Dataset content:
____
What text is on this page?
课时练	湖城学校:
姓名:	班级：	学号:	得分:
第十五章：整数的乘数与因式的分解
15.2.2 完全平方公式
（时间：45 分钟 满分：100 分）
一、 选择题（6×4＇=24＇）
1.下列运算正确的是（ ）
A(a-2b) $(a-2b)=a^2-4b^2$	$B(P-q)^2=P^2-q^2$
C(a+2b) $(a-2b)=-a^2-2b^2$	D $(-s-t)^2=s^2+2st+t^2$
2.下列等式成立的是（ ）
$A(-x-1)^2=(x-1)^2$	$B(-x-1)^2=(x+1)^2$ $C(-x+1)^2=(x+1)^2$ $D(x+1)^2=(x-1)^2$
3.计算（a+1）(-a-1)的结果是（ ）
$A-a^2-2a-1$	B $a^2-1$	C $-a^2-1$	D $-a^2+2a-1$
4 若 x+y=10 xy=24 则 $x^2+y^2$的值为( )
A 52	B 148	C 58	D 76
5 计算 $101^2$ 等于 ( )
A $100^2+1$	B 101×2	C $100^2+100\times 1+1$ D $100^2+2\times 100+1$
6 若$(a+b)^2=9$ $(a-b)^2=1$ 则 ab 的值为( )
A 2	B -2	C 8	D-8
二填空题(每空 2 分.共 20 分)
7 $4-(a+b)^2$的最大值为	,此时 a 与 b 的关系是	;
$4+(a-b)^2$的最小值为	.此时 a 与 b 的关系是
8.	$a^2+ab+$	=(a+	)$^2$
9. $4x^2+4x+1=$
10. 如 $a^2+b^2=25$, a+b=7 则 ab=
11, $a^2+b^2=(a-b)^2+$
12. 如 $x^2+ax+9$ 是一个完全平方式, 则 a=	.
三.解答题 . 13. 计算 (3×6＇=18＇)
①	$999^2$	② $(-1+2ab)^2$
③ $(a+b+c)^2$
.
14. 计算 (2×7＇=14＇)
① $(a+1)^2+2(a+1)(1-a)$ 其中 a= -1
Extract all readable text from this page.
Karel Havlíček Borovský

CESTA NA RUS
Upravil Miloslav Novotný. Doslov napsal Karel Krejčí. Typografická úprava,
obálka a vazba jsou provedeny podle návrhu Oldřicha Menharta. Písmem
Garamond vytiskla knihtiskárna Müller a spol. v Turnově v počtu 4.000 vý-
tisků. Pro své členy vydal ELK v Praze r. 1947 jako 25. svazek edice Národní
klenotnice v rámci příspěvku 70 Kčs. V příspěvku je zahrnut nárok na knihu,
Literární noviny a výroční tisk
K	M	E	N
____
Written instruction: All of the data must be returned exactly.

Response below:
What text is on this page?
课时练	湖城学校:
姓名:	班级：	学号:	得分:
第十五章：整数的乘数与因式的分解
15.2.2 完全平方公式
（时间：45 分钟 满分：100 分）
一、 选择题（6×4＇=24＇）
1.下列运算正确的是（ ）
A(a-2b) $(a-2b)=a^2-4b^2$	$B(P-q)^2=P^2-q^2$
C(a+2b) $(a-2b)=-a^2-2b^2$	D $(-s-t)^2=s^2+2st+t^2$
2.下列等式成立的是（ ）
$A(-x-1)^2=(x-1)^2$	$B(-x-1)^2=(x+1)^2$ $C(-x+1)^2=(x+1)^2$ $D(x+1)^2=(x-1)^2$
3.计算（a+1）(-a-1)的结果是（ ）
$A-a^2-2a-1$	B $a^2-1$	C $-a^2-1$	D $-a^2+2a-1$
4 若 x+y=10 xy=24 则 $x^2+y^2$的值为( )
A 52	B 148	C 58	D 76
5 计算 $101^2$ 等于 ( )
A $100^2+1$	B 101×2	C $100^2+100\times 1+1$ D $100^2+2\times 100+1$
6 若$(a+b)^2=9$ $(a-b)^2=1$ 则 ab 的值为( )
A 2	B -2	C 8	D-8
二填空题(每空 2 分.共 20 分)
7 $4-(a+b)^2$的最大值为	,此时 a 与 b 的关系是	;
$4+(a-b)^2$的最小值为	.此时 a 与 b 的关系是
8.	$a^2+ab+$	=(a+	)$^2$
9. $4x^2+4x+1=$
10. 如 $a^2+b^2=25$, a+b=7 则 ab=
11, $a^2+b^2=(a-b)^2+$
12. 如 $x^2+ax+9$ 是一个完全平方式, 则 a=	.
三.解答题 . 13. 计算 (3×6＇=18＇)
①	$999^2$	② $(-1+2ab)^2$
③ $(a+b+c)^2$
.
14. 计算 (2×7＇=14＇)
① $(a+1)^2+2(a+1)(1-a)$ 其中 a= -1
Extract all readable text from this page.
Karel Havlíček Borovský

CESTA NA RUS
Upravil Miloslav Novotný. Doslov napsal Karel Krejčí. Typografická úprava,
obálka a vazba jsou provedeny podle návrhu Oldřicha Menharta. Písmem
Garamond vytiskla knihtiskárna Müller a spol. v Turnově v počtu 4.000 vý-
tisků. Pro své členy vydal ELK v Praze r. 1947 jako 25. svazek edice Národní
klenotnice v rámci příspěvku 70 Kčs. V příspěvku je zahrnut nárok na knihu,
Literární noviny a výroční tisk
K	M	E	N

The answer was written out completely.